--- Start of The input ---

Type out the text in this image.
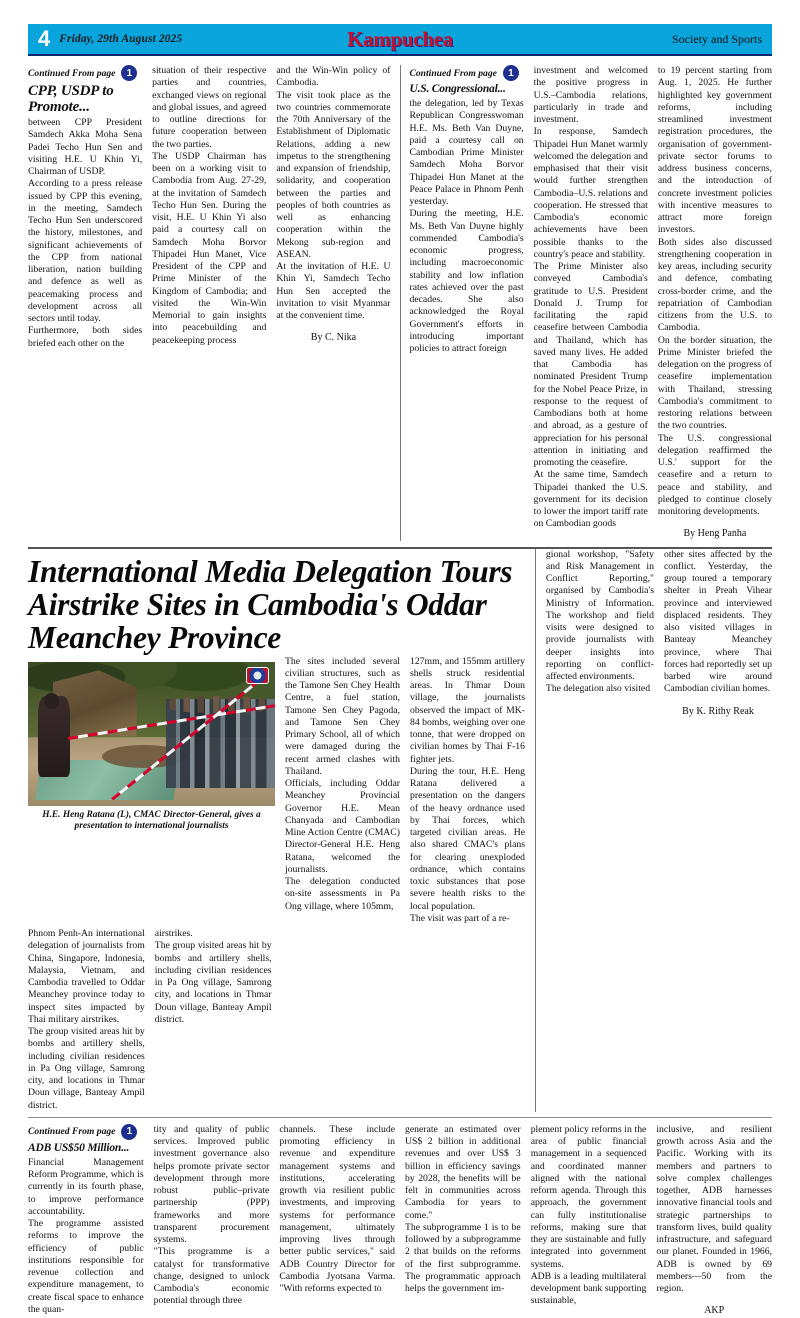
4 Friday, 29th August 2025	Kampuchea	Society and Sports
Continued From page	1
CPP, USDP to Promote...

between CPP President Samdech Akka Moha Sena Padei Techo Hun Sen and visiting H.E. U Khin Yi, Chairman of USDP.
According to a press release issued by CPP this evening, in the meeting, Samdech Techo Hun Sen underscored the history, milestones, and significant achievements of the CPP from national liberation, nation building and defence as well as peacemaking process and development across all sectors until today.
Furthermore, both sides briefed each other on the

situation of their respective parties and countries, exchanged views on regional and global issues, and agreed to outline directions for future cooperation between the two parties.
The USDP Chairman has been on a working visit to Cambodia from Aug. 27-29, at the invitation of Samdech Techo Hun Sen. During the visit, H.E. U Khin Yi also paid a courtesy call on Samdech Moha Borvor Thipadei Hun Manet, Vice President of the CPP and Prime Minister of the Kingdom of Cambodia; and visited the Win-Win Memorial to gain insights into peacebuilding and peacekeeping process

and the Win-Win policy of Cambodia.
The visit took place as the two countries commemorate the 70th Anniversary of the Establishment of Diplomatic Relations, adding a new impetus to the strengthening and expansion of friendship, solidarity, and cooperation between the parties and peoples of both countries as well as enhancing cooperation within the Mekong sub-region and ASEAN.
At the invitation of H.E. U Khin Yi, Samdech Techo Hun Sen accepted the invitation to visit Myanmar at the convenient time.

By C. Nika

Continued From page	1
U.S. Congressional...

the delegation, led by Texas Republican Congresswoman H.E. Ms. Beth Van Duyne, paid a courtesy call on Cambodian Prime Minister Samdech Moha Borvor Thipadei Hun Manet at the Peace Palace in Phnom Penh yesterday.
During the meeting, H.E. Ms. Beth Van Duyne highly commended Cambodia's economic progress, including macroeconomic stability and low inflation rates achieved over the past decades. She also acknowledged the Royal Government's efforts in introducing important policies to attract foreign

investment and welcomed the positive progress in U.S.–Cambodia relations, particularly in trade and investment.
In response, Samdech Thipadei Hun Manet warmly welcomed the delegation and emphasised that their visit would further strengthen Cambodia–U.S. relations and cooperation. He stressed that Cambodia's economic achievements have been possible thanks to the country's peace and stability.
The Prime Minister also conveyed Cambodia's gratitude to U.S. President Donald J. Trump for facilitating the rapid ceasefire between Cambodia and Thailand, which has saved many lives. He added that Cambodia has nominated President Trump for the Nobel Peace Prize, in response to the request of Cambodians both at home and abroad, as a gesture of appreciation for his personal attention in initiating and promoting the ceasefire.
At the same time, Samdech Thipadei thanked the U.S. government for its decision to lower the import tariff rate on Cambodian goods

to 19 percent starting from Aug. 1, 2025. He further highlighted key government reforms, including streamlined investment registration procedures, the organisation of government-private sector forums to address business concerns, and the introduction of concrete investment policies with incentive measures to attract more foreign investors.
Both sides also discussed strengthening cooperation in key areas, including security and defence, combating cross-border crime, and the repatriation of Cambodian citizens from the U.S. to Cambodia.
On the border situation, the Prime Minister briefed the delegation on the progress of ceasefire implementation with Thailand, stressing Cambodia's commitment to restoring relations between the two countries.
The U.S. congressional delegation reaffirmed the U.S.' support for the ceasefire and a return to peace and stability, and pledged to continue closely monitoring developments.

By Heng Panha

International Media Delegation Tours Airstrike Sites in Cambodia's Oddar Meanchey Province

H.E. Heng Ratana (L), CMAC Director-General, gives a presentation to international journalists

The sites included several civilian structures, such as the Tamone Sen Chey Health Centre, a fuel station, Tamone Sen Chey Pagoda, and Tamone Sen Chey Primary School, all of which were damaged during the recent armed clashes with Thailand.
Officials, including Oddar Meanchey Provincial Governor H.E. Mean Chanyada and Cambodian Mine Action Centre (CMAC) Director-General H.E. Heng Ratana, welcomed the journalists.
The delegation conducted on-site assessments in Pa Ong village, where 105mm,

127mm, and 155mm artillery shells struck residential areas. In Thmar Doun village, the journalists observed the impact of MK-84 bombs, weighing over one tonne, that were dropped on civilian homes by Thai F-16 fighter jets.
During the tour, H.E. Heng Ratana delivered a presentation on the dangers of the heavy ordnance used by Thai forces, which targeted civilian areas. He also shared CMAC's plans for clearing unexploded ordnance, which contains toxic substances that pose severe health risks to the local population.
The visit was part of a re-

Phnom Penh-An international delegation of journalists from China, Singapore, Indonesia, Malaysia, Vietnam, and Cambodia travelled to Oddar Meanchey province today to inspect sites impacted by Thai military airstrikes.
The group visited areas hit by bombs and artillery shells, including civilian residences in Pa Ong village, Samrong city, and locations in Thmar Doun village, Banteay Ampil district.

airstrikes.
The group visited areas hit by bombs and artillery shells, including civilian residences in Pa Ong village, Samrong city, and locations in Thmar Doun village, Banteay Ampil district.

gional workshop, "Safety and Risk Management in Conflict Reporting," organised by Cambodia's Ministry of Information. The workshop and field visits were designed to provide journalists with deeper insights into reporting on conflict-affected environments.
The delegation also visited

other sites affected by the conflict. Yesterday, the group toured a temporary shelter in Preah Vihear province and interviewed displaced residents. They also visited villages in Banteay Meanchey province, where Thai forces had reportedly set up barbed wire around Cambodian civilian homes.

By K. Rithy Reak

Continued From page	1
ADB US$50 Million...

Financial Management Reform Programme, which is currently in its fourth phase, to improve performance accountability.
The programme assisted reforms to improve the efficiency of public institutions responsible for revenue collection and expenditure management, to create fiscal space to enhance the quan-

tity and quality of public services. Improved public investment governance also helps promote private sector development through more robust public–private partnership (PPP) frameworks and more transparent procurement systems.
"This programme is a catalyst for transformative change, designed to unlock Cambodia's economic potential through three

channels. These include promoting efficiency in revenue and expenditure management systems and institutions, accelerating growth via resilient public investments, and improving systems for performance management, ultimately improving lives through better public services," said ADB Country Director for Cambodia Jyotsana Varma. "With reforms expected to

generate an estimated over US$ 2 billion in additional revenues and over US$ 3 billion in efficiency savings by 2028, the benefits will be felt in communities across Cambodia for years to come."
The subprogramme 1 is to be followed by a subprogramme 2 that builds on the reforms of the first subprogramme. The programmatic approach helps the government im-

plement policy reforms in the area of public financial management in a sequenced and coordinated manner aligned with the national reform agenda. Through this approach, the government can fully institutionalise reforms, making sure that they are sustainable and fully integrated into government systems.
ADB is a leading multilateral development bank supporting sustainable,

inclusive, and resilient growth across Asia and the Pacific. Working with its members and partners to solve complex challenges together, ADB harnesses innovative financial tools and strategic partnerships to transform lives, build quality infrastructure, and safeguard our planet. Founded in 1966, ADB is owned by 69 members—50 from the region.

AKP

--- End of The input ---

> _Aim of the exercise_: Filter for "Centre". Return all lines that hold it.

> _Answer to the problem_:
The sites included several civilian structures, such as the Tamone Sen Chey Health Centre, a fuel station, Tamone Sen Chey Pagoda, and Tamone Sen Chey Primary School, all of which were damaged during the recent armed clashes with Thailand.
Officials, including Oddar Meanchey Provincial Governor H.E. Mean Chanyada and Cambodian Mine Action Centre (CMAC) Director-General H.E. Heng Ratana, welcomed the journalists.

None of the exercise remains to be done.